>> start
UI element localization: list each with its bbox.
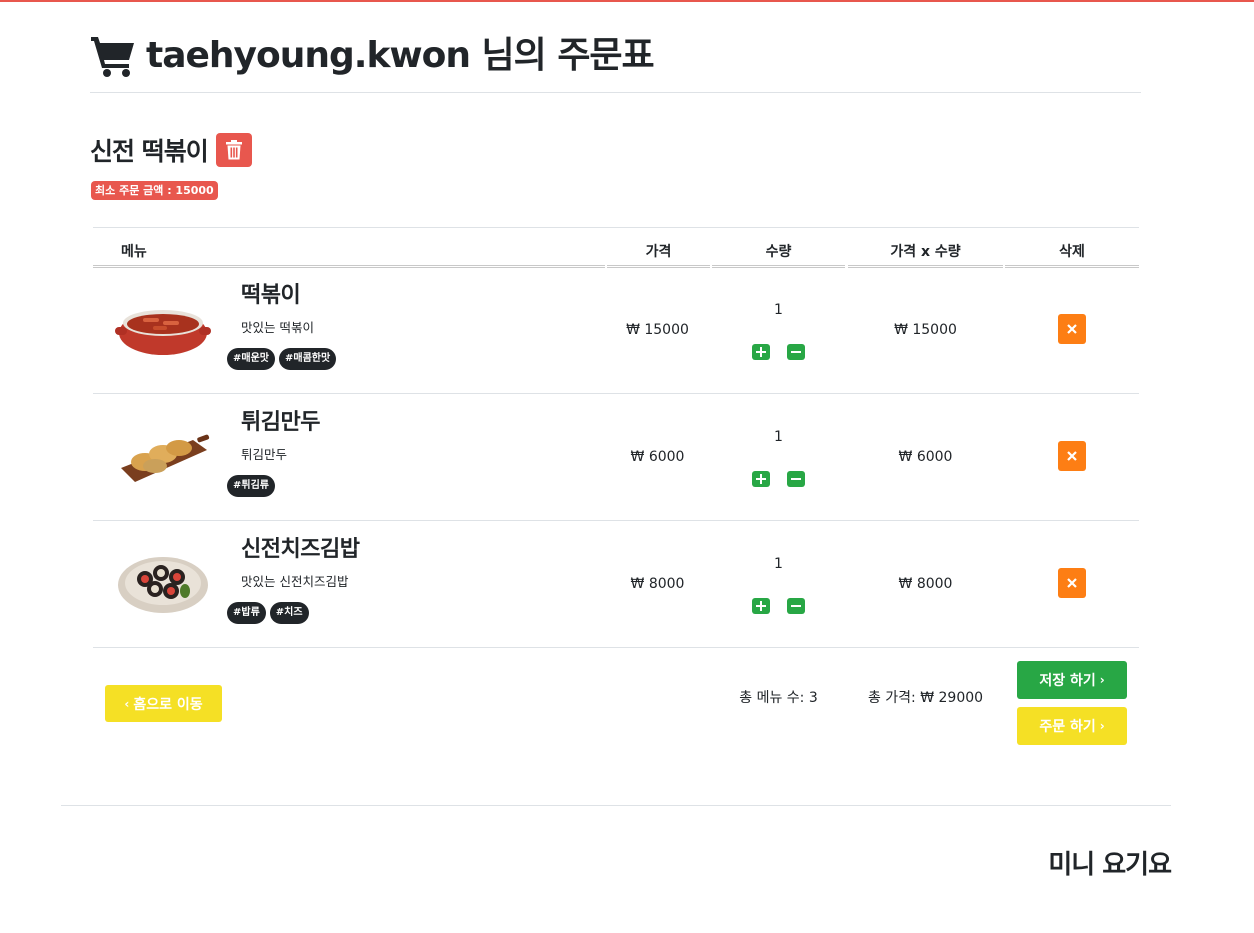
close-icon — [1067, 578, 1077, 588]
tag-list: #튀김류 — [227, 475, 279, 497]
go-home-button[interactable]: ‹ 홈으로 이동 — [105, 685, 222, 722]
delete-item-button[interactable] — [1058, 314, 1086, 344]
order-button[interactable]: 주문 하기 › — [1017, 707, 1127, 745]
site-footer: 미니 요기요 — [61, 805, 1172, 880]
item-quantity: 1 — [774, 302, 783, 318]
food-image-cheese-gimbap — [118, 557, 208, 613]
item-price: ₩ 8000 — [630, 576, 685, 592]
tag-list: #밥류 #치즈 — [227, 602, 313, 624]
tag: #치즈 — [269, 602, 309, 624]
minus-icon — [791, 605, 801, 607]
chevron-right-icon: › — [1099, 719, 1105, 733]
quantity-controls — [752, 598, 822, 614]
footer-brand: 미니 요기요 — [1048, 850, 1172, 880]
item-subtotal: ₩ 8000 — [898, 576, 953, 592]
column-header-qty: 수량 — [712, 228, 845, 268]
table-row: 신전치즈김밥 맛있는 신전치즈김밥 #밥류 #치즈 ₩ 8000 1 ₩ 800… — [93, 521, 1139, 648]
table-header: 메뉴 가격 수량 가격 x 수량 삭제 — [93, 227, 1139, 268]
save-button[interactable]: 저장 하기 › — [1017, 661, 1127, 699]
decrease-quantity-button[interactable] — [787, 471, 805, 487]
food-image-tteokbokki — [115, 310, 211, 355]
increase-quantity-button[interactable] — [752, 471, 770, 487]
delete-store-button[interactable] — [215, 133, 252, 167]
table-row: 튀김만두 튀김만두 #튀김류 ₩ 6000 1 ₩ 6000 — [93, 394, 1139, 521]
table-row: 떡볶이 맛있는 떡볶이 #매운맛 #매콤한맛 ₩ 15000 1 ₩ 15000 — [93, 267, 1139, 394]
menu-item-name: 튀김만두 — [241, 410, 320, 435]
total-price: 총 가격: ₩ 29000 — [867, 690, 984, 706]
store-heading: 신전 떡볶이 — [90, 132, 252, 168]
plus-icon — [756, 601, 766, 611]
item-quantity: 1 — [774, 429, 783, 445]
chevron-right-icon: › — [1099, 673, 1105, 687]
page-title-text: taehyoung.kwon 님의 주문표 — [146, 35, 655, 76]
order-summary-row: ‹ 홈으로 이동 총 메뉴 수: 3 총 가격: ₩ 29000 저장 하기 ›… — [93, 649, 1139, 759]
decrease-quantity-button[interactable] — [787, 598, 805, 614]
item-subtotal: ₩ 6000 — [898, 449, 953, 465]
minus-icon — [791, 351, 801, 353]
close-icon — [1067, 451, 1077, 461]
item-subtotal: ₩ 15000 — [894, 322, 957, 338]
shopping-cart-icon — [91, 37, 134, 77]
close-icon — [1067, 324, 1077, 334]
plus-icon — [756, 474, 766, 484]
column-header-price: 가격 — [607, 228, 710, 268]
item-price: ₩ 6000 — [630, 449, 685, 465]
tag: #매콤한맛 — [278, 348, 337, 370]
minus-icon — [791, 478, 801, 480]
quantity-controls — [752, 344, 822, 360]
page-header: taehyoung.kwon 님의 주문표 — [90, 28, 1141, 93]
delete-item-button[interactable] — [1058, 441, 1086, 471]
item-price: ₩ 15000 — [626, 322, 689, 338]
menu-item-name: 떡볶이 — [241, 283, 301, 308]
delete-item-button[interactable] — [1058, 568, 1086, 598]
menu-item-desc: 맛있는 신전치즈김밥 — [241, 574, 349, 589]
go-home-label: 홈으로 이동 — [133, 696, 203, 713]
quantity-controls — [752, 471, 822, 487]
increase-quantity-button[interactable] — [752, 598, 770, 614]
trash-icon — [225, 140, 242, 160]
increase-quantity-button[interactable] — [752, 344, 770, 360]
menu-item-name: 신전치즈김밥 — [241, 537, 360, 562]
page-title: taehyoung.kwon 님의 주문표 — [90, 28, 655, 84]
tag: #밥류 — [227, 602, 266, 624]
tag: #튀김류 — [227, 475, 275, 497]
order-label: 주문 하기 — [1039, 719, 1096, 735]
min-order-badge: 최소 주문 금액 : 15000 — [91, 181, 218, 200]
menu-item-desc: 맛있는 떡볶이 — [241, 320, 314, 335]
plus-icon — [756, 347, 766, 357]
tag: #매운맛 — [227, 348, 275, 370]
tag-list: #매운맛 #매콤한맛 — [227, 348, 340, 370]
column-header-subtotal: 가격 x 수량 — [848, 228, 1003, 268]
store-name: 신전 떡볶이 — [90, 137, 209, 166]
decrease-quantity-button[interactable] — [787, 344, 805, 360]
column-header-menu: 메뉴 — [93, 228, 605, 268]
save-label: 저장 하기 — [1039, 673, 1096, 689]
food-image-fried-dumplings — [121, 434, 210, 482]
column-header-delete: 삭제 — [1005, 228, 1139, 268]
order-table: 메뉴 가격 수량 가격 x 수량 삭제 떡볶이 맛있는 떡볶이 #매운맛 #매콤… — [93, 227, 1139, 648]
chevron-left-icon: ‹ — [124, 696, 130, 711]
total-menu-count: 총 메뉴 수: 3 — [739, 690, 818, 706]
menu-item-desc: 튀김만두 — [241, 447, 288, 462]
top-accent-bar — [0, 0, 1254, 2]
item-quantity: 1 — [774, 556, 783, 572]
>> end
>> start
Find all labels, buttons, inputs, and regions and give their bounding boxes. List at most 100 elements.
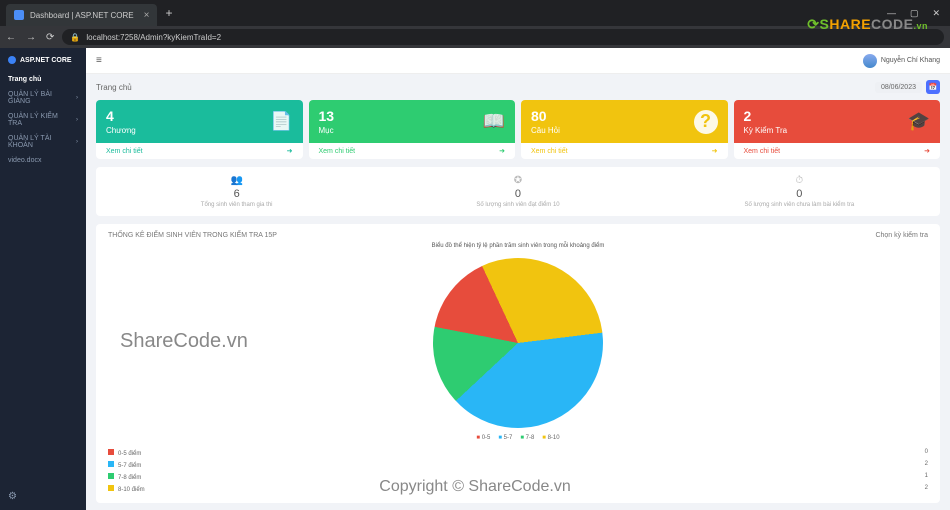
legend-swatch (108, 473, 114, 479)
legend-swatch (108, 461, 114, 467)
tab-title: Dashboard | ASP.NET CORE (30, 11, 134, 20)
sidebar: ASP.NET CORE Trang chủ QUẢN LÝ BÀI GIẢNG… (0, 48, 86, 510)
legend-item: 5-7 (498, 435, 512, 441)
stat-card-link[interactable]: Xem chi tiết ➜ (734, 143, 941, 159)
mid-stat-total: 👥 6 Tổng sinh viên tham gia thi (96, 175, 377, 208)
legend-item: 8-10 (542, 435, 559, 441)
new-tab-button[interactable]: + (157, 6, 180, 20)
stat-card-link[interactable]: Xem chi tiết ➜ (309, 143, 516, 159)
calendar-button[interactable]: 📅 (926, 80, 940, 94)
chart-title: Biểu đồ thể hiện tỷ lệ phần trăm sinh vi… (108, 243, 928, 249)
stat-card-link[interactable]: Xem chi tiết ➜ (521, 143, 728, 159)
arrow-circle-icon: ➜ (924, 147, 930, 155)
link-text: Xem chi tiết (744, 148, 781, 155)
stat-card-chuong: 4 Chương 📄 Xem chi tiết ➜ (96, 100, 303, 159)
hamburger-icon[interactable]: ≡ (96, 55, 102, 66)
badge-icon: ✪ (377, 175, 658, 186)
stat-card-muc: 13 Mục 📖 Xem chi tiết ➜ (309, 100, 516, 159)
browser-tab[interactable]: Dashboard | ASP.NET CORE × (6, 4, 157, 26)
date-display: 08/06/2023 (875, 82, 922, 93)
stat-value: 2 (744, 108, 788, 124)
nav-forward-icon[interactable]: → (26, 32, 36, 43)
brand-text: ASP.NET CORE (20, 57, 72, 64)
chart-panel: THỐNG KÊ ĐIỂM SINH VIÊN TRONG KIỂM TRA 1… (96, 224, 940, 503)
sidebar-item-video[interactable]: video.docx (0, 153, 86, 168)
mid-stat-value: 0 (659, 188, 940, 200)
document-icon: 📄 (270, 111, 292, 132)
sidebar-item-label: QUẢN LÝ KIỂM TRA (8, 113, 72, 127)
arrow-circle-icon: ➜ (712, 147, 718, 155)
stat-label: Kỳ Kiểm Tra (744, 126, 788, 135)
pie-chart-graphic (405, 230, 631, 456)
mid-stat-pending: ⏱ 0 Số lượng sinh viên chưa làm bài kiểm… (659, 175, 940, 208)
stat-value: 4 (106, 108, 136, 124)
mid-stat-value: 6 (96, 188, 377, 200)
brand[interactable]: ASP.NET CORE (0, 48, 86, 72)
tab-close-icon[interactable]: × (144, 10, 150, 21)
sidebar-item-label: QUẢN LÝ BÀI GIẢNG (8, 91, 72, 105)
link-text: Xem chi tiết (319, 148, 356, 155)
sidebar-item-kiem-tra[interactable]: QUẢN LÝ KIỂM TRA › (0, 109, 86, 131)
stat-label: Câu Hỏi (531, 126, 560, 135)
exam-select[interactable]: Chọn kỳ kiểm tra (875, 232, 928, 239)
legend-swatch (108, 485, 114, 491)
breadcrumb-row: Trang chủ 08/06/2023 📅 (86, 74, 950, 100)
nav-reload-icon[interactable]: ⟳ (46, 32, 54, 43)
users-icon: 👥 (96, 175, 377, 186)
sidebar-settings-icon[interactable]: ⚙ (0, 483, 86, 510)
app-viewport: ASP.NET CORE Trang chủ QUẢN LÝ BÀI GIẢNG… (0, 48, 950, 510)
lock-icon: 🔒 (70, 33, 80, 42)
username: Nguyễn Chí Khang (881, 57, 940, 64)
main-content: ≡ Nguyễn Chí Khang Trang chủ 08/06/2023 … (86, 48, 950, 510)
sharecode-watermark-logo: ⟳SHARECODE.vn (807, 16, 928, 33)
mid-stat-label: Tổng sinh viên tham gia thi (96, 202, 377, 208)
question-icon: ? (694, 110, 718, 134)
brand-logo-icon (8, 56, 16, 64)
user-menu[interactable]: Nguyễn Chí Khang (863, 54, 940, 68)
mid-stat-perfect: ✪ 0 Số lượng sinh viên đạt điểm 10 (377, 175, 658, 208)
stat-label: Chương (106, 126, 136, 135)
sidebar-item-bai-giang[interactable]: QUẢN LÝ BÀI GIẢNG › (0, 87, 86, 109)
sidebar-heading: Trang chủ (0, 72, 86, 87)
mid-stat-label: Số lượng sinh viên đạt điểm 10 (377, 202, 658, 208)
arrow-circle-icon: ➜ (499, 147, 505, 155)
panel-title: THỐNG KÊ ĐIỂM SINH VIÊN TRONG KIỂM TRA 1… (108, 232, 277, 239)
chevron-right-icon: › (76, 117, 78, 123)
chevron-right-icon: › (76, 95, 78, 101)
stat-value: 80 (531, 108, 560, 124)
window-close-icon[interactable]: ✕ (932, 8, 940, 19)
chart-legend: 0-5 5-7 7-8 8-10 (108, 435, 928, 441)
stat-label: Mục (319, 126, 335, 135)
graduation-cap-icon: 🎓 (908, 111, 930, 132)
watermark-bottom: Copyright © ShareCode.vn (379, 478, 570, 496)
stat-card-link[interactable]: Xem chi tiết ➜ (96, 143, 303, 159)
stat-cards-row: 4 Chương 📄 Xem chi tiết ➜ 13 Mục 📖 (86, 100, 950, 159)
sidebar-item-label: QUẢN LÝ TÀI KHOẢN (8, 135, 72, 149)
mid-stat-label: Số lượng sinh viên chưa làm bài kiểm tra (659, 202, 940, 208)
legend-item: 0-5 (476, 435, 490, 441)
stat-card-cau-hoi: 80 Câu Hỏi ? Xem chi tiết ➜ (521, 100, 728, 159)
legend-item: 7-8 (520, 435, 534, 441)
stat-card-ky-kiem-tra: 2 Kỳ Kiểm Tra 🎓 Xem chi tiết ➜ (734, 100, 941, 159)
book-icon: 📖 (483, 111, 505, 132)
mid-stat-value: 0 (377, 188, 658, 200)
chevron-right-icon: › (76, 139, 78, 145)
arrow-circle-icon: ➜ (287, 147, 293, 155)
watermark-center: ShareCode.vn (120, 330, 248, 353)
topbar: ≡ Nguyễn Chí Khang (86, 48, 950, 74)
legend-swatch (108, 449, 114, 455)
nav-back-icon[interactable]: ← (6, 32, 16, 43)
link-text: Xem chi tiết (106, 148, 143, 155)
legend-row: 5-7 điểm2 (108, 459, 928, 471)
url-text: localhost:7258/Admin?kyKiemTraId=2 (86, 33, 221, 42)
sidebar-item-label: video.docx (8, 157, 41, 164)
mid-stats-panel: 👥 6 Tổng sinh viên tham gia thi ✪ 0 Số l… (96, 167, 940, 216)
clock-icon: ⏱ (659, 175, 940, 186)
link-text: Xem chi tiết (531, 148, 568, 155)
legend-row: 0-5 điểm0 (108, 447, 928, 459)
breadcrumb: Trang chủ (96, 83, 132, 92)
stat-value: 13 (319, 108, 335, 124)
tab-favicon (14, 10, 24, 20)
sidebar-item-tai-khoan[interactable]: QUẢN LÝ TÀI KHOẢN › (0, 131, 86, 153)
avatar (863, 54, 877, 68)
>> end
>> start
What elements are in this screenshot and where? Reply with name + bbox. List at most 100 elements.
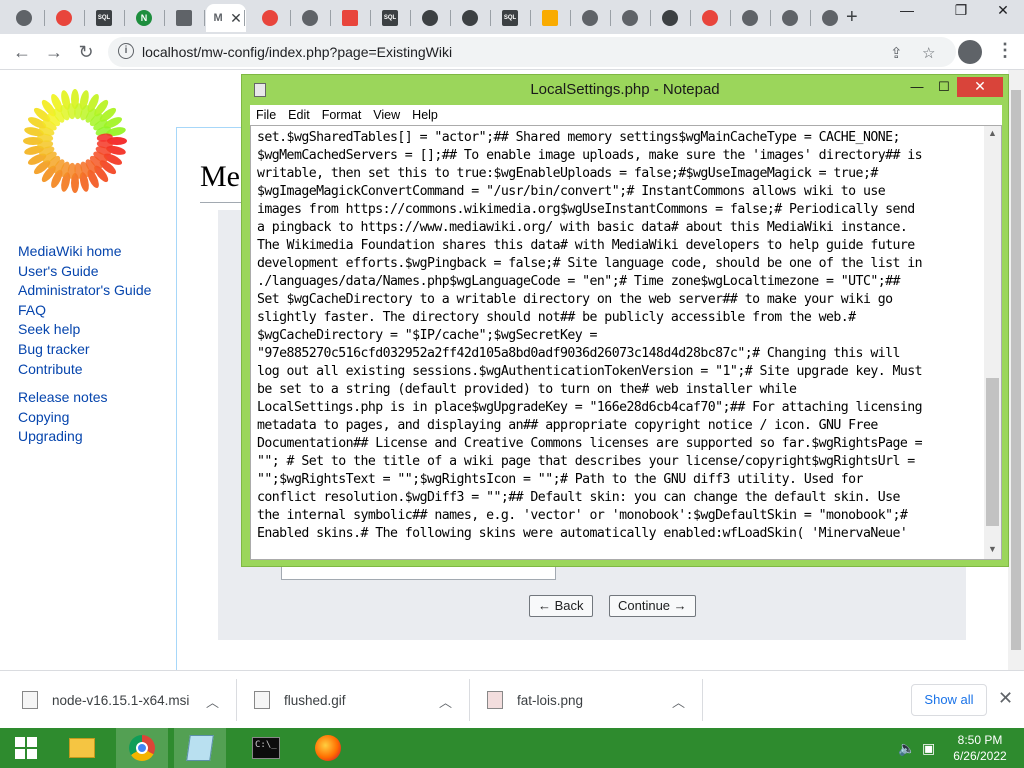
>> end
Requirement:
Reproduce the lines of the records between the line containing "UI element localization: list" and the line containing "tag-list: #밥류 #치즈 — [227, 602, 313, 624]", inclusive, switching "item-price" to "unit-price" and leaving everything else unchanged. Omit the pictures from your answer.

Reply to the task:
UI element localization: list each with its bbox.
close-icon — [1067, 578, 1077, 588]
tag-list: #튀김류 — [227, 475, 279, 497]
go-home-button[interactable]: ‹ 홈으로 이동 — [105, 685, 222, 722]
delete-item-button[interactable] — [1058, 314, 1086, 344]
order-button[interactable]: 주문 하기 › — [1017, 707, 1127, 745]
site-footer: 미니 요기요 — [61, 805, 1172, 880]
item-quantity: 1 — [774, 302, 783, 318]
food-image-cheese-gimbap — [118, 557, 208, 613]
unit-price: ₩ 8000 — [630, 576, 685, 592]
tag-list: #밥류 #치즈 — [227, 602, 313, 624]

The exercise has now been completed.